Dataset records START

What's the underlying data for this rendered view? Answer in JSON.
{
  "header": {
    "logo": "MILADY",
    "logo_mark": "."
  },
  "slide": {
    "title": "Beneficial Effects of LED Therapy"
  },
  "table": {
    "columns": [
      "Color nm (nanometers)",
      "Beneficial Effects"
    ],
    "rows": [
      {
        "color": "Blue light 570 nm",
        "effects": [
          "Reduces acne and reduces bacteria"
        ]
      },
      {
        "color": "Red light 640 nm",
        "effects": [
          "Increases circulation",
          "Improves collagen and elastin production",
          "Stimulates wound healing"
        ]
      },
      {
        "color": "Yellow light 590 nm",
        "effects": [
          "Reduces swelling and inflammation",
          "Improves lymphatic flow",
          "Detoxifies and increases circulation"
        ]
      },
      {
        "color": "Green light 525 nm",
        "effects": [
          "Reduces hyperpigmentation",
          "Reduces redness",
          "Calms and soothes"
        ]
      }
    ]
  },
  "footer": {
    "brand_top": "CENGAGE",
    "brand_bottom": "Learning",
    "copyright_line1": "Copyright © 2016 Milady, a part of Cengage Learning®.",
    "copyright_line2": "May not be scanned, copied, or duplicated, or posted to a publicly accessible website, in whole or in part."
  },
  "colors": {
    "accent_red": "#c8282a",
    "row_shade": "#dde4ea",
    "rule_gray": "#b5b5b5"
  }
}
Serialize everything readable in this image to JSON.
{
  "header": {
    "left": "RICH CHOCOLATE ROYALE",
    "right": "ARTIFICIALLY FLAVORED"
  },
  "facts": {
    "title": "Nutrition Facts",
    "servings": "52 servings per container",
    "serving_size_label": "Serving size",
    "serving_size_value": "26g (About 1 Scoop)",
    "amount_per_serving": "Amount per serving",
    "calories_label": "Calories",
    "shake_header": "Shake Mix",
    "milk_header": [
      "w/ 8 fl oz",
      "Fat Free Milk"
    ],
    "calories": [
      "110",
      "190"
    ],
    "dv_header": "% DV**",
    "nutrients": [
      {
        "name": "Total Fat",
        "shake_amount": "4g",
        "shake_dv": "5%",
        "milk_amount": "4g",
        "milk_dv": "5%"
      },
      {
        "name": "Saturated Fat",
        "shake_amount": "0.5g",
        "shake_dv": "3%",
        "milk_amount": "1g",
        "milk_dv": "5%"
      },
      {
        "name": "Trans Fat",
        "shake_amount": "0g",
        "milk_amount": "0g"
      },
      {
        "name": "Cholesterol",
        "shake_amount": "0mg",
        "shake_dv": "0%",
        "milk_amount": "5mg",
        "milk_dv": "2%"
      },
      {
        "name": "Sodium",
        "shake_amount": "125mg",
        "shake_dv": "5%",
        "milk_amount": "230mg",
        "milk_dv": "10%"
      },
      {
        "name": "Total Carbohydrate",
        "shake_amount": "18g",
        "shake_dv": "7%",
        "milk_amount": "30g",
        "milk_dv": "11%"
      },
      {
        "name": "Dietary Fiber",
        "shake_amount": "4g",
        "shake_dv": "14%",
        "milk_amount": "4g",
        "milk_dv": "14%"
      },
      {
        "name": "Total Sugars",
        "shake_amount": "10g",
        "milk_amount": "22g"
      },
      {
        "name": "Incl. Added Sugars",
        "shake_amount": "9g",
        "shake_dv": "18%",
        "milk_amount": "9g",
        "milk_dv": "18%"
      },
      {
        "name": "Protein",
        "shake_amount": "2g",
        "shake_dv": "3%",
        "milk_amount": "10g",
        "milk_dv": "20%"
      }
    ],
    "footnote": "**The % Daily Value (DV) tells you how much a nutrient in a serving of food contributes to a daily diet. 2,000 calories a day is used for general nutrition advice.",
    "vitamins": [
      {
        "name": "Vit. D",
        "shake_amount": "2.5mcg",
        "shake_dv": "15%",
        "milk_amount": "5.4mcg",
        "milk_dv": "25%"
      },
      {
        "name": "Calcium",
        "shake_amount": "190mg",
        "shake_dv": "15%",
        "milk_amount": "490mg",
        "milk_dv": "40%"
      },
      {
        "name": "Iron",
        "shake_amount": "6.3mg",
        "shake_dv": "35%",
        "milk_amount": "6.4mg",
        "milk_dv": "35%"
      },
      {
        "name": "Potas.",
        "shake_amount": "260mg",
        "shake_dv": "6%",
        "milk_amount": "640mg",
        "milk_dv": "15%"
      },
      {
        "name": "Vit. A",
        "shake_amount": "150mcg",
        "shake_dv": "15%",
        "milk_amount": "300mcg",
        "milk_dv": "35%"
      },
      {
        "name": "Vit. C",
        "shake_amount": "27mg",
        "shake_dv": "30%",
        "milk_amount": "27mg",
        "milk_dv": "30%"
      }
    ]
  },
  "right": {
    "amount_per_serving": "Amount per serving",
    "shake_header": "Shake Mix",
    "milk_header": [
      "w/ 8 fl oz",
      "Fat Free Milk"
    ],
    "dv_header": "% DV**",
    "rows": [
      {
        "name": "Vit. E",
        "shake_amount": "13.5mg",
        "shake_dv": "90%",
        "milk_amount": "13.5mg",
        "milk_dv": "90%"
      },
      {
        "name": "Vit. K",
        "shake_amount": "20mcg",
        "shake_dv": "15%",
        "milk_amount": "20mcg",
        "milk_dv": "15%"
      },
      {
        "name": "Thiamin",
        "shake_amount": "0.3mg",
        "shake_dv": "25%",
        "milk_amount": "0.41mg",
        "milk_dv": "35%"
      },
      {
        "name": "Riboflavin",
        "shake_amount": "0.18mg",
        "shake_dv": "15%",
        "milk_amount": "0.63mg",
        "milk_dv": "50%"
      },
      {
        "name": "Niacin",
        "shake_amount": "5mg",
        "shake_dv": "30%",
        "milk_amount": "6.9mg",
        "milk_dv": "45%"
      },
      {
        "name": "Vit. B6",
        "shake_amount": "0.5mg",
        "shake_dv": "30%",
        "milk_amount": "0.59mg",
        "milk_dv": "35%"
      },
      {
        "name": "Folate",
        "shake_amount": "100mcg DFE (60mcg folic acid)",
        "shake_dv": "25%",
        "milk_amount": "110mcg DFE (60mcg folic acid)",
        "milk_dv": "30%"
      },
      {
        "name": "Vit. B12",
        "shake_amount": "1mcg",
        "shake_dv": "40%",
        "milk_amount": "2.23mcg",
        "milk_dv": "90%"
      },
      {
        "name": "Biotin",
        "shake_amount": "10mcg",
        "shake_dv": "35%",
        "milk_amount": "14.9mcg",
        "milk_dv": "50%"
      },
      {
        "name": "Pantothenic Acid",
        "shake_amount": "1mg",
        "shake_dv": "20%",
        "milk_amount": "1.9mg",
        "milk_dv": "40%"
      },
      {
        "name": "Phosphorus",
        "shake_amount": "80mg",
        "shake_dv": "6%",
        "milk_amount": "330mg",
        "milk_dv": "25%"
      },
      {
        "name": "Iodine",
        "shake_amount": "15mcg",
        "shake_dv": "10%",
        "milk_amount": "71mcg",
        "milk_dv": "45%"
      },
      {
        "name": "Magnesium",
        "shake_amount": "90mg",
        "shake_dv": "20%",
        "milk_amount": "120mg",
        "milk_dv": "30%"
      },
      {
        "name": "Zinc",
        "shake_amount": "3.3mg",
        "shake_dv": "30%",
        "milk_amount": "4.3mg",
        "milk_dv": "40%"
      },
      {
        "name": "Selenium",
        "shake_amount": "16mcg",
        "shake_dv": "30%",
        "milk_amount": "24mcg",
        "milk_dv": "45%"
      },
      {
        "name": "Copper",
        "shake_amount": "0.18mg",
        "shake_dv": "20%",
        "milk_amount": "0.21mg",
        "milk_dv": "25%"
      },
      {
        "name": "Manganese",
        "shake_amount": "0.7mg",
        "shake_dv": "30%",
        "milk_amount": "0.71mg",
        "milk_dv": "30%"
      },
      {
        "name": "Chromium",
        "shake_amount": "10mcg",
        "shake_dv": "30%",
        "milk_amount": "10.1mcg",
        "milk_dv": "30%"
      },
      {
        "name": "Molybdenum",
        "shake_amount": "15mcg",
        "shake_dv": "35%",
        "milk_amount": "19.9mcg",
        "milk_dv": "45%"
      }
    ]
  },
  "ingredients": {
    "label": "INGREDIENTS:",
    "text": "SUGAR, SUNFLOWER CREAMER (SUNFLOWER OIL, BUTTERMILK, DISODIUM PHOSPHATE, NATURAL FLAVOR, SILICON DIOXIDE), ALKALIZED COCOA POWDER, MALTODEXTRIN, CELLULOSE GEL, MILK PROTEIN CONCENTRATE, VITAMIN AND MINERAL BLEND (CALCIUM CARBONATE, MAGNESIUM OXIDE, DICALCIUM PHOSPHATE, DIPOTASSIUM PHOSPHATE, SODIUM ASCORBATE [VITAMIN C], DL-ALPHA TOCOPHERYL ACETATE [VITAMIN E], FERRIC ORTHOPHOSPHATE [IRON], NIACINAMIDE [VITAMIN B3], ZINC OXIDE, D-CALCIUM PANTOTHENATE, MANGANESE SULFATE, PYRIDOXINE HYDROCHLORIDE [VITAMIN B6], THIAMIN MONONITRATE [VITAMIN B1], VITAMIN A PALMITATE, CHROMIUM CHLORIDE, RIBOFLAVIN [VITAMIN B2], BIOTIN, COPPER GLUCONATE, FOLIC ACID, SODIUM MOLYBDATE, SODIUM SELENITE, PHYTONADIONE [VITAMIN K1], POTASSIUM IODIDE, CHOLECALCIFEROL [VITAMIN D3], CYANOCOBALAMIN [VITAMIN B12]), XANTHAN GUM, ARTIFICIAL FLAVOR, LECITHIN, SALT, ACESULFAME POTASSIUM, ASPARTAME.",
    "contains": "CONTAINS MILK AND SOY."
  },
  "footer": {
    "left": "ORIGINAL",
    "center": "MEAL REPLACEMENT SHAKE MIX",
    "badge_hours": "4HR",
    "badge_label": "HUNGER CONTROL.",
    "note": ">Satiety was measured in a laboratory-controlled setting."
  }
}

Dataset records END

**Work order:** What number of lines above include the string "circulation"? State it and nothing else.

**Exercise response:** 2